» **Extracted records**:
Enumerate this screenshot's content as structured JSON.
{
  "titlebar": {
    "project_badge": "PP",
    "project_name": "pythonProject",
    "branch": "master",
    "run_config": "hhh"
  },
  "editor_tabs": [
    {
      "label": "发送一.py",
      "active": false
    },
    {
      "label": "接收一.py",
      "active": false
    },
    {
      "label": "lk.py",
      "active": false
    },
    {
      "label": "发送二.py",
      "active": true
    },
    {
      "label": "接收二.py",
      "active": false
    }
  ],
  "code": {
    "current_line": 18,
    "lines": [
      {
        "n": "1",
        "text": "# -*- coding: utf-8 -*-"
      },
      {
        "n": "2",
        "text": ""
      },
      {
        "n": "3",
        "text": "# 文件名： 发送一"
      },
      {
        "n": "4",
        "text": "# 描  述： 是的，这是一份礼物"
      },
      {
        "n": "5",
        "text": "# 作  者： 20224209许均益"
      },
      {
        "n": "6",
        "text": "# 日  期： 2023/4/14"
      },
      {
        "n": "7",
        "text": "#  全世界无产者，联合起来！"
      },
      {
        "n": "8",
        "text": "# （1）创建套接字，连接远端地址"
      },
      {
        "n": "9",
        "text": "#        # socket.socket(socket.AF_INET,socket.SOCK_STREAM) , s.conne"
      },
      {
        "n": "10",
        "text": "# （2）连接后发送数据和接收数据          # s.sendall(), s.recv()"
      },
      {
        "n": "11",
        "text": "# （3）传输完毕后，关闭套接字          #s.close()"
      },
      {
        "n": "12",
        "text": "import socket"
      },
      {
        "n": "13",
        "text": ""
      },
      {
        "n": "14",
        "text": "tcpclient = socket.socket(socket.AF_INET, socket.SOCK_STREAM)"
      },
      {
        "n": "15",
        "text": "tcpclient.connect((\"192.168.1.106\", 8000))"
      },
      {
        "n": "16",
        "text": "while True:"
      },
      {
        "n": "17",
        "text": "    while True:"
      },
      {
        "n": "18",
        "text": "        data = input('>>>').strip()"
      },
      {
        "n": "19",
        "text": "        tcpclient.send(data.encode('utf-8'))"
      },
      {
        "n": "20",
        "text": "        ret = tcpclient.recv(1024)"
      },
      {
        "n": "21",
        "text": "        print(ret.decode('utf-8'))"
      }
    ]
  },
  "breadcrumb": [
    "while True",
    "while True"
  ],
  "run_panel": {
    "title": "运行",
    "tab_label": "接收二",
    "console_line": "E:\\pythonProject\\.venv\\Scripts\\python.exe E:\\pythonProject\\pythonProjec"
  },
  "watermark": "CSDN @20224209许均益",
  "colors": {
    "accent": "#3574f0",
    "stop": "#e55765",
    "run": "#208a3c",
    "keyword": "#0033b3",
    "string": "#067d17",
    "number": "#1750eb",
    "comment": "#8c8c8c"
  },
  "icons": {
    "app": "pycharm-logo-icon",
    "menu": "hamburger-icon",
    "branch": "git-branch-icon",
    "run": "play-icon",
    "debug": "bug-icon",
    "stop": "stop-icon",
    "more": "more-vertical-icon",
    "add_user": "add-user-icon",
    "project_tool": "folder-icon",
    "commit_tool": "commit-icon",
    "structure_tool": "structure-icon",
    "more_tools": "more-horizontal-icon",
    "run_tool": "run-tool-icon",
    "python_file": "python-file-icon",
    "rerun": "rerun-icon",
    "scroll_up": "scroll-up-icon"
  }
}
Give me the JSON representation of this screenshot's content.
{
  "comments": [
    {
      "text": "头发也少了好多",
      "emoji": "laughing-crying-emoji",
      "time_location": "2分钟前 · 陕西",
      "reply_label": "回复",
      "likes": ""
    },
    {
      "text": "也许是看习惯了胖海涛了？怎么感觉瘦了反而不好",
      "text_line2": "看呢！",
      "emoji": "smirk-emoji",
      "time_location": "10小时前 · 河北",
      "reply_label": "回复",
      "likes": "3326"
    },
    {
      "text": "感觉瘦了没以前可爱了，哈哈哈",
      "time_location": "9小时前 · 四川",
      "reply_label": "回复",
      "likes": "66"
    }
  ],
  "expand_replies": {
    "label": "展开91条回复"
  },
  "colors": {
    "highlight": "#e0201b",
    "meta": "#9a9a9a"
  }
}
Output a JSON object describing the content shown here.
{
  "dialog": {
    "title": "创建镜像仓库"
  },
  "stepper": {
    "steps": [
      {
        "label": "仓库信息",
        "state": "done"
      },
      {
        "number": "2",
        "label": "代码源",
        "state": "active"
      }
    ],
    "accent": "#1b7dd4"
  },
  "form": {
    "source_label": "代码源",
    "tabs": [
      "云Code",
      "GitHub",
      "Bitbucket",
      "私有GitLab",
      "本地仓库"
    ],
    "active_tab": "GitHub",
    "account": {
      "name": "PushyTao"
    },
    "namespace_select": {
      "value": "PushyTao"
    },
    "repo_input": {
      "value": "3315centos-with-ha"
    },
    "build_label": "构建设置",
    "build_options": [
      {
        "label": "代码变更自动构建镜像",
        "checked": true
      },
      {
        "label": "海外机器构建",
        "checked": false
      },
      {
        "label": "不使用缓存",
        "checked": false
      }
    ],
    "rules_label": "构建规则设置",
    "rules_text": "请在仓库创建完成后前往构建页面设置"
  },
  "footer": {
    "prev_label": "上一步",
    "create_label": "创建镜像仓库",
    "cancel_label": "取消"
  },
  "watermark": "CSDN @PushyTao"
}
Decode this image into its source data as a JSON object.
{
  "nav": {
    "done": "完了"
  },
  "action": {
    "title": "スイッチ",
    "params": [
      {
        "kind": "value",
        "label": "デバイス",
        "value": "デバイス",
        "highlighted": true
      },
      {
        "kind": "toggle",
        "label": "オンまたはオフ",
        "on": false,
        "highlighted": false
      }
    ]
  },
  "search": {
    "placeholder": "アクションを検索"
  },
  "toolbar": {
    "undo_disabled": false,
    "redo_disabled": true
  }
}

» **THE REQUEST**: Output the whole listing above again, word for word.

» **EXERCISE SOLUTION**:
Enumerate this screenshot's content as structured JSON.
{
  "titlebar": {
    "project_badge": "PP",
    "project_name": "pythonProject",
    "branch": "master",
    "run_config": "hhh"
  },
  "editor_tabs": [
    {
      "label": "发送一.py",
      "active": false
    },
    {
      "label": "接收一.py",
      "active": false
    },
    {
      "label": "lk.py",
      "active": false
    },
    {
      "label": "发送二.py",
      "active": true
    },
    {
      "label": "接收二.py",
      "active": false
    }
  ],
  "code": {
    "current_line": 18,
    "lines": [
      {
        "n": "1",
        "text": "# -*- coding: utf-8 -*-"
      },
      {
        "n": "2",
        "text": ""
      },
      {
        "n": "3",
        "text": "# 文件名： 发送一"
      },
      {
        "n": "4",
        "text": "# 描  述： 是的，这是一份礼物"
      },
      {
        "n": "5",
        "text": "# 作  者： 20224209许均益"
      },
      {
        "n": "6",
        "text": "# 日  期： 2023/4/14"
      },
      {
        "n": "7",
        "text": "#  全世界无产者，联合起来！"
      },
      {
        "n": "8",
        "text": "# （1）创建套接字，连接远端地址"
      },
      {
        "n": "9",
        "text": "#        # socket.socket(socket.AF_INET,socket.SOCK_STREAM) , s.conne"
      },
      {
        "n": "10",
        "text": "# （2）连接后发送数据和接收数据          # s.sendall(), s.recv()"
      },
      {
        "n": "11",
        "text": "# （3）传输完毕后，关闭套接字          #s.close()"
      },
      {
        "n": "12",
        "text": "import socket"
      },
      {
        "n": "13",
        "text": ""
      },
      {
        "n": "14",
        "text": "tcpclient = socket.socket(socket.AF_INET, socket.SOCK_STREAM)"
      },
      {
        "n": "15",
        "text": "tcpclient.connect((\"192.168.1.106\", 8000))"
      },
      {
        "n": "16",
        "text": "while True:"
      },
      {
        "n": "17",
        "text": "    while True:"
      },
      {
        "n": "18",
        "text": "        data = input('>>>').strip()"
      },
      {
        "n": "19",
        "text": "        tcpclient.send(data.encode('utf-8'))"
      },
      {
        "n": "20",
        "text": "        ret = tcpclient.recv(1024)"
      },
      {
        "n": "21",
        "text": "        print(ret.decode('utf-8'))"
      }
    ]
  },
  "breadcrumb": [
    "while True",
    "while True"
  ],
  "run_panel": {
    "title": "运行",
    "tab_label": "接收二",
    "console_line": "E:\\pythonProject\\.venv\\Scripts\\python.exe E:\\pythonProject\\pythonProjec"
  },
  "watermark": "CSDN @20224209许均益",
  "colors": {
    "accent": "#3574f0",
    "stop": "#e55765",
    "run": "#208a3c",
    "keyword": "#0033b3",
    "string": "#067d17",
    "number": "#1750eb",
    "comment": "#8c8c8c"
  },
  "icons": {
    "app": "pycharm-logo-icon",
    "menu": "hamburger-icon",
    "branch": "git-branch-icon",
    "run": "play-icon",
    "debug": "bug-icon",
    "stop": "stop-icon",
    "more": "more-vertical-icon",
    "add_user": "add-user-icon",
    "project_tool": "folder-icon",
    "commit_tool": "commit-icon",
    "structure_tool": "structure-icon",
    "more_tools": "more-horizontal-icon",
    "run_tool": "run-tool-icon",
    "python_file": "python-file-icon",
    "rerun": "rerun-icon",
    "scroll_up": "scroll-up-icon"
  }
}
Give me the JSON representation of this screenshot's content.
{
  "comments": [
    {
      "text": "头发也少了好多",
      "emoji": "laughing-crying-emoji",
      "time_location": "2分钟前 · 陕西",
      "reply_label": "回复",
      "likes": ""
    },
    {
      "text": "也许是看习惯了胖海涛了？怎么感觉瘦了反而不好",
      "text_line2": "看呢！",
      "emoji": "smirk-emoji",
      "time_location": "10小时前 · 河北",
      "reply_label": "回复",
      "likes": "3326"
    },
    {
      "text": "感觉瘦了没以前可爱了，哈哈哈",
      "time_location": "9小时前 · 四川",
      "reply_label": "回复",
      "likes": "66"
    }
  ],
  "expand_replies": {
    "label": "展开91条回复"
  },
  "colors": {
    "highlight": "#e0201b",
    "meta": "#9a9a9a"
  }
}
Output a JSON object describing the content shown here.
{
  "dialog": {
    "title": "创建镜像仓库"
  },
  "stepper": {
    "steps": [
      {
        "label": "仓库信息",
        "state": "done"
      },
      {
        "number": "2",
        "label": "代码源",
        "state": "active"
      }
    ],
    "accent": "#1b7dd4"
  },
  "form": {
    "source_label": "代码源",
    "tabs": [
      "云Code",
      "GitHub",
      "Bitbucket",
      "私有GitLab",
      "本地仓库"
    ],
    "active_tab": "GitHub",
    "account": {
      "name": "PushyTao"
    },
    "namespace_select": {
      "value": "PushyTao"
    },
    "repo_input": {
      "value": "3315centos-with-ha"
    },
    "build_label": "构建设置",
    "build_options": [
      {
        "label": "代码变更自动构建镜像",
        "checked": true
      },
      {
        "label": "海外机器构建",
        "checked": false
      },
      {
        "label": "不使用缓存",
        "checked": false
      }
    ],
    "rules_label": "构建规则设置",
    "rules_text": "请在仓库创建完成后前往构建页面设置"
  },
  "footer": {
    "prev_label": "上一步",
    "create_label": "创建镜像仓库",
    "cancel_label": "取消"
  },
  "watermark": "CSDN @PushyTao"
}
Decode this image into its source data as a JSON object.
{
  "nav": {
    "done": "完了"
  },
  "action": {
    "title": "スイッチ",
    "params": [
      {
        "kind": "value",
        "label": "デバイス",
        "value": "デバイス",
        "highlighted": true
      },
      {
        "kind": "toggle",
        "label": "オンまたはオフ",
        "on": false,
        "highlighted": false
      }
    ]
  },
  "search": {
    "placeholder": "アクションを検索"
  },
  "toolbar": {
    "undo_disabled": false,
    "redo_disabled": true
  }
}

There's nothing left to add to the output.